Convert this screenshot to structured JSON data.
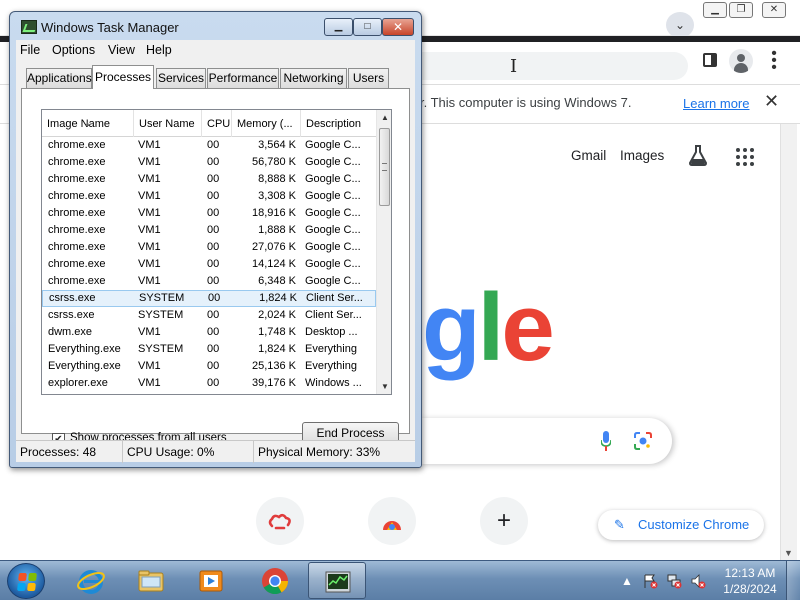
{
  "chrome": {
    "infobar_text": "r. This computer is using Windows 7.",
    "infobar_link": "Learn more",
    "close_glyph": "✕",
    "gmail": "Gmail",
    "images": "Images",
    "logo_letters": [
      {
        "ch": "g",
        "color": "#4285F4"
      },
      {
        "ch": "l",
        "color": "#34A853"
      },
      {
        "ch": "e",
        "color": "#EA4335"
      }
    ],
    "customize_label": "Customize Chrome",
    "add_shortcut_glyph": "+",
    "colors": {
      "accent": "#1a73e8"
    }
  },
  "taskmgr": {
    "title": "Windows Task Manager",
    "controls": {
      "minimize": "▁",
      "maximize": "□",
      "close": "✕"
    },
    "menus": [
      "File",
      "Options",
      "View",
      "Help"
    ],
    "tabs": [
      "Applications",
      "Processes",
      "Services",
      "Performance",
      "Networking",
      "Users"
    ],
    "active_tab": "Processes",
    "columns": [
      "Image Name",
      "User Name",
      "CPU",
      "Memory (...",
      "Description"
    ],
    "rows": [
      {
        "name": "chrome.exe",
        "user": "VM1",
        "cpu": "00",
        "mem": "3,564 K",
        "desc": "Google C..."
      },
      {
        "name": "chrome.exe",
        "user": "VM1",
        "cpu": "00",
        "mem": "56,780 K",
        "desc": "Google C..."
      },
      {
        "name": "chrome.exe",
        "user": "VM1",
        "cpu": "00",
        "mem": "8,888 K",
        "desc": "Google C..."
      },
      {
        "name": "chrome.exe",
        "user": "VM1",
        "cpu": "00",
        "mem": "3,308 K",
        "desc": "Google C..."
      },
      {
        "name": "chrome.exe",
        "user": "VM1",
        "cpu": "00",
        "mem": "18,916 K",
        "desc": "Google C..."
      },
      {
        "name": "chrome.exe",
        "user": "VM1",
        "cpu": "00",
        "mem": "1,888 K",
        "desc": "Google C..."
      },
      {
        "name": "chrome.exe",
        "user": "VM1",
        "cpu": "00",
        "mem": "27,076 K",
        "desc": "Google C..."
      },
      {
        "name": "chrome.exe",
        "user": "VM1",
        "cpu": "00",
        "mem": "14,124 K",
        "desc": "Google C..."
      },
      {
        "name": "chrome.exe",
        "user": "VM1",
        "cpu": "00",
        "mem": "6,348 K",
        "desc": "Google C..."
      },
      {
        "name": "csrss.exe",
        "user": "SYSTEM",
        "cpu": "00",
        "mem": "1,824 K",
        "desc": "Client Ser...",
        "selected": true
      },
      {
        "name": "csrss.exe",
        "user": "SYSTEM",
        "cpu": "00",
        "mem": "2,024 K",
        "desc": "Client Ser..."
      },
      {
        "name": "dwm.exe",
        "user": "VM1",
        "cpu": "00",
        "mem": "1,748 K",
        "desc": "Desktop ..."
      },
      {
        "name": "Everything.exe",
        "user": "SYSTEM",
        "cpu": "00",
        "mem": "1,824 K",
        "desc": "Everything"
      },
      {
        "name": "Everything.exe",
        "user": "VM1",
        "cpu": "00",
        "mem": "25,136 K",
        "desc": "Everything"
      },
      {
        "name": "explorer.exe",
        "user": "VM1",
        "cpu": "00",
        "mem": "39,176 K",
        "desc": "Windows ..."
      }
    ],
    "show_all_label": "Show processes from all users",
    "show_all_checked": true,
    "end_process_label": "End Process",
    "status": {
      "processes": "Processes: 48",
      "cpu": "CPU Usage: 0%",
      "memory": "Physical Memory: 33%"
    }
  },
  "taskbar": {
    "time": "12:13 AM",
    "date": "1/28/2024",
    "items": [
      "internet-explorer",
      "file-explorer",
      "media-player",
      "chrome",
      "task-manager"
    ],
    "active_item": "task-manager"
  }
}
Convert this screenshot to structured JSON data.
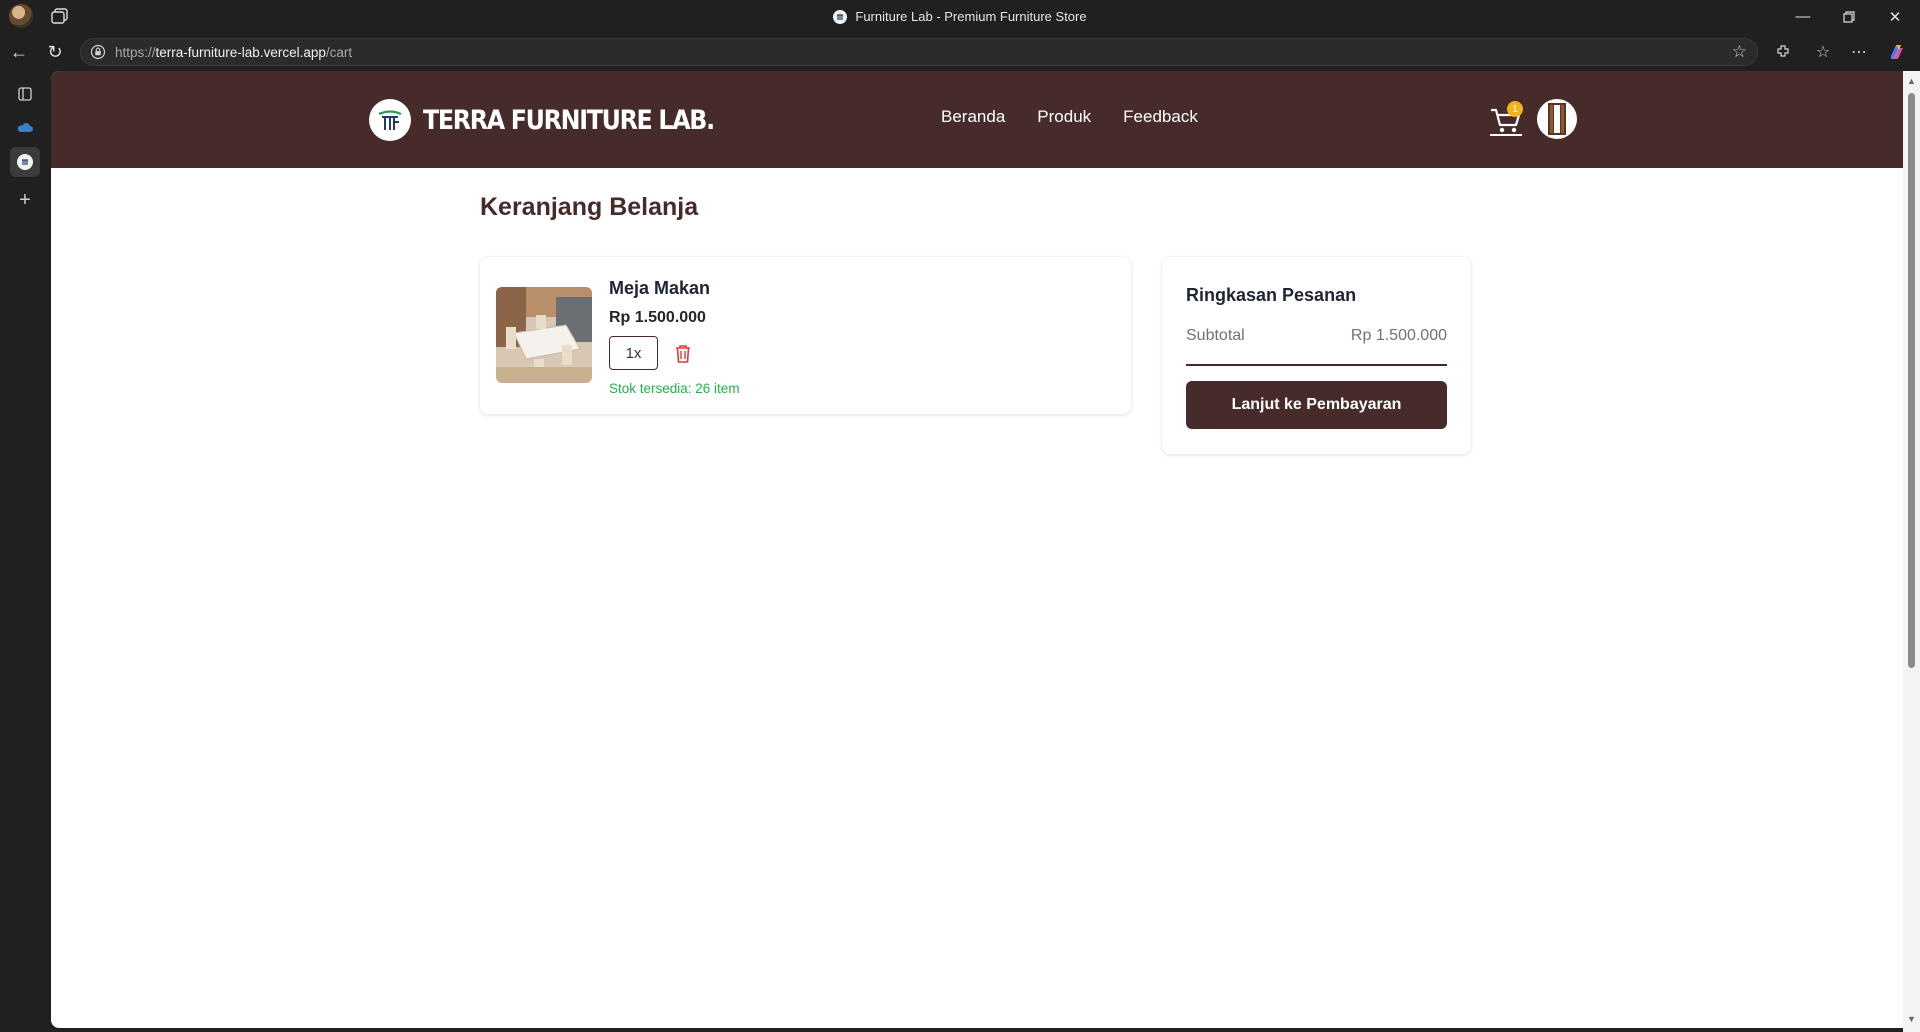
{
  "browser": {
    "tab_title": "Furniture Lab - Premium Furniture Store",
    "url_scheme": "https://",
    "url_host": "terra-furniture-lab.vercel.app",
    "url_path": "/cart"
  },
  "site": {
    "brand": "TERRA FURNITURE LAB.",
    "nav": [
      "Beranda",
      "Produk",
      "Feedback"
    ],
    "cart_count": "1"
  },
  "page": {
    "title": "Keranjang Belanja"
  },
  "cart": {
    "items": [
      {
        "name": "Meja Makan",
        "price": "Rp 1.500.000",
        "quantity": "1x",
        "stock": "Stok tersedia: 26 item"
      }
    ]
  },
  "summary": {
    "title": "Ringkasan Pesanan",
    "subtotal_label": "Subtotal",
    "subtotal_value": "Rp 1.500.000",
    "checkout_label": "Lanjut ke Pembayaran"
  },
  "colors": {
    "brand": "#472b2b",
    "badge": "#f2b31c",
    "stock": "#22b14c",
    "delete": "#e23b3b"
  }
}
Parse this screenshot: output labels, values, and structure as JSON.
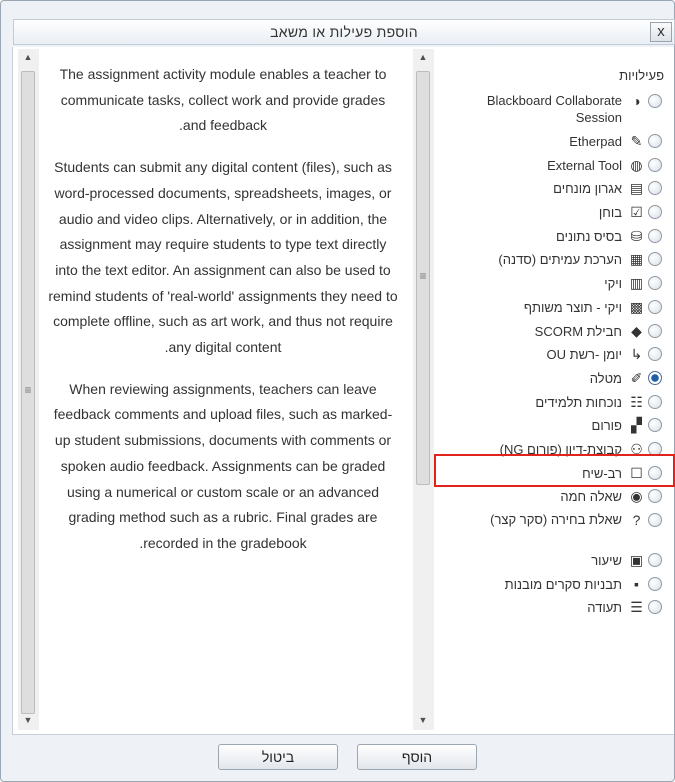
{
  "dialog": {
    "title": "הוספת פעילות או משאב",
    "close_label": "x"
  },
  "description": {
    "paragraphs": [
      "The assignment activity module enables a teacher to communicate tasks, collect work and provide grades and feedback.",
      "Students can submit any digital content (files), such as word-processed documents, spreadsheets, images, or audio and video clips. Alternatively, or in addition, the assignment may require students to type text directly into the text editor. An assignment can also be used to remind students of 'real-world' assignments they need to complete offline, such as art work, and thus not require any digital content.",
      "When reviewing assignments, teachers can leave feedback comments and upload files, such as marked-up student submissions, documents with comments or spoken audio feedback. Assignments can be graded using a numerical or custom scale or an advanced grading method such as a rubric. Final grades are recorded in the gradebook."
    ]
  },
  "activities": {
    "heading": "פעילויות",
    "selected": "מטלה",
    "items": [
      {
        "label": "Blackboard Collaborate Session",
        "icon": "bb-collaborate-icon",
        "glyph": "◑"
      },
      {
        "label": "Etherpad",
        "icon": "etherpad-icon",
        "glyph": "✎"
      },
      {
        "label": "External Tool",
        "icon": "external-tool-icon",
        "glyph": "◍"
      },
      {
        "label": "אגרון מונחים",
        "icon": "glossary-icon",
        "glyph": "▤"
      },
      {
        "label": "בוחן",
        "icon": "quiz-icon",
        "glyph": "☑"
      },
      {
        "label": "בסיס נתונים",
        "icon": "database-icon",
        "glyph": "⛁"
      },
      {
        "label": "הערכת עמיתים (סדנה)",
        "icon": "workshop-icon",
        "glyph": "▦"
      },
      {
        "label": "ויקי",
        "icon": "wiki-icon",
        "glyph": "▥"
      },
      {
        "label": "ויקי - תוצר משותף",
        "icon": "ouwiki-icon",
        "glyph": "▩"
      },
      {
        "label": "חבילת SCORM",
        "icon": "scorm-icon",
        "glyph": "◆"
      },
      {
        "label": "יומן -רשת OU",
        "icon": "oublog-icon",
        "glyph": "↳"
      },
      {
        "label": "מטלה",
        "icon": "assignment-icon",
        "glyph": "✐"
      },
      {
        "label": "נוכחות תלמידים",
        "icon": "attendance-icon",
        "glyph": "☷"
      },
      {
        "label": "פורום",
        "icon": "forum-icon",
        "glyph": "▞"
      },
      {
        "label": "קבוצת-דיון (פורום NG)",
        "icon": "forumng-icon",
        "glyph": "⚇"
      },
      {
        "label": "רב-שיח",
        "icon": "chat-icon",
        "glyph": "☐"
      },
      {
        "label": "שאלה חמה",
        "icon": "hotquestion-icon",
        "glyph": "◉"
      },
      {
        "label": "שאלת בחירה (סקר קצר)",
        "icon": "choice-icon",
        "glyph": "?"
      },
      {
        "label": "שיעור",
        "icon": "lesson-icon",
        "glyph": "▣"
      },
      {
        "label": "תבניות סקרים מובנות",
        "icon": "survey-icon",
        "glyph": "▪"
      },
      {
        "label": "תעודה",
        "icon": "certificate-icon",
        "glyph": "☰"
      }
    ]
  },
  "footer": {
    "add_label": "הוסף",
    "cancel_label": "ביטול"
  },
  "colors": {
    "highlight": "#e0231b",
    "selected_radio": "#1e5fa8"
  }
}
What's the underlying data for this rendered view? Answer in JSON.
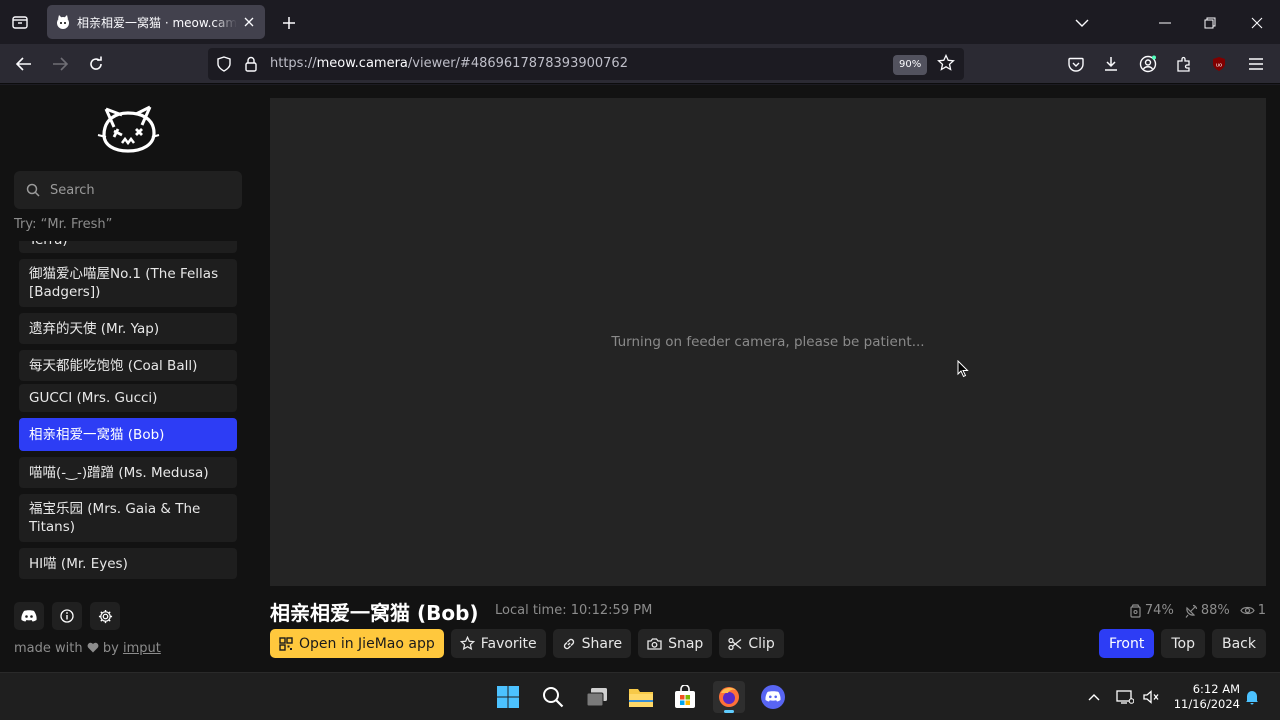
{
  "browser": {
    "tab_title": "相亲相爱一窝猫 · meow.camera",
    "url_prefix": "https://",
    "url_host": "meow.camera",
    "url_path": "/viewer/#4869617878393900762",
    "zoom": "90%",
    "accent": "#2d3df5"
  },
  "sidebar": {
    "search_placeholder": "Search",
    "hint": "Try: “Mr. Fresh”",
    "items": [
      {
        "label": "Terra)"
      },
      {
        "label": "御猫爱心喵屋No.1 (The Fellas [Badgers])"
      },
      {
        "label": "遗弃的天使 (Mr. Yap)"
      },
      {
        "label": "每天都能吃饱饱 (Coal Ball)"
      },
      {
        "label": "GUCCI (Mrs. Gucci)"
      },
      {
        "label": "相亲相爱一窝猫 (Bob)"
      },
      {
        "label": "喵喵(-‿-)蹭蹭 (Ms. Medusa)"
      },
      {
        "label": "福宝乐园 (Mrs. Gaia & The Titans)"
      },
      {
        "label": "HI喵 (Mr. Eyes)"
      }
    ],
    "made_with_prefix": "made with",
    "made_with_by": "by",
    "made_with_author": "imput"
  },
  "viewer": {
    "status": "Turning on feeder camera, please be patient..."
  },
  "camera": {
    "name": "相亲相爱一窝猫 (Bob)",
    "local_time": "Local time: 10:12:59 PM",
    "food_level": "74%",
    "signal": "88%",
    "viewers": "1"
  },
  "actions": {
    "open_app": "Open in JieMao app",
    "favorite": "Favorite",
    "share": "Share",
    "snap": "Snap",
    "clip": "Clip"
  },
  "views": {
    "front": "Front",
    "top": "Top",
    "back": "Back"
  },
  "taskbar": {
    "time": "6:12 AM",
    "date": "11/16/2024"
  }
}
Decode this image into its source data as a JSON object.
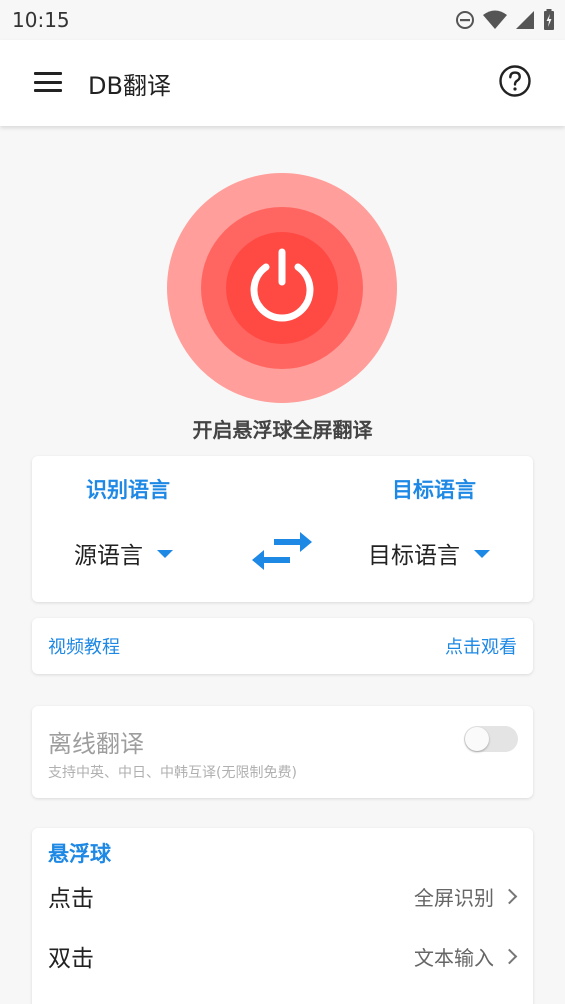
{
  "status_bar": {
    "time": "10:15",
    "icons": [
      "dnd-icon",
      "wifi-icon",
      "signal-icon",
      "battery-icon"
    ]
  },
  "app_bar": {
    "title": "DB翻译",
    "menu_icon": "menu-icon",
    "help_icon": "help-icon"
  },
  "power": {
    "label": "开启悬浮球全屏翻译",
    "colors": {
      "outer": "#ff9e9a",
      "middle": "#ff6661",
      "inner": "#ff4a44"
    }
  },
  "language": {
    "source_heading": "识别语言",
    "target_heading": "目标语言",
    "source_value": "源语言",
    "target_value": "目标语言",
    "swap_icon": "swap-icon"
  },
  "video": {
    "label": "视频教程",
    "action": "点击观看"
  },
  "offline": {
    "title": "离线翻译",
    "subtitle": "支持中英、中日、中韩互译(无限制免费)",
    "enabled": false
  },
  "floating_ball": {
    "title": "悬浮球",
    "rows": [
      {
        "key": "点击",
        "value": "全屏识别"
      },
      {
        "key": "双击",
        "value": "文本输入"
      }
    ]
  },
  "colors": {
    "accent": "#1e88e5"
  }
}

•••

(Required work): Pictures aside, set down the lines from the one containing "Decode this image" through the end of the records above, exactly and only those.

(The solution):
Decode this image into its source data as a JSON object.
{
  "status_bar": {
    "time": "10:15",
    "icons": [
      "dnd-icon",
      "wifi-icon",
      "signal-icon",
      "battery-icon"
    ]
  },
  "app_bar": {
    "title": "DB翻译",
    "menu_icon": "menu-icon",
    "help_icon": "help-icon"
  },
  "power": {
    "label": "开启悬浮球全屏翻译",
    "colors": {
      "outer": "#ff9e9a",
      "middle": "#ff6661",
      "inner": "#ff4a44"
    }
  },
  "language": {
    "source_heading": "识别语言",
    "target_heading": "目标语言",
    "source_value": "源语言",
    "target_value": "目标语言",
    "swap_icon": "swap-icon"
  },
  "video": {
    "label": "视频教程",
    "action": "点击观看"
  },
  "offline": {
    "title": "离线翻译",
    "subtitle": "支持中英、中日、中韩互译(无限制免费)",
    "enabled": false
  },
  "floating_ball": {
    "title": "悬浮球",
    "rows": [
      {
        "key": "点击",
        "value": "全屏识别"
      },
      {
        "key": "双击",
        "value": "文本输入"
      }
    ]
  },
  "colors": {
    "accent": "#1e88e5"
  }
}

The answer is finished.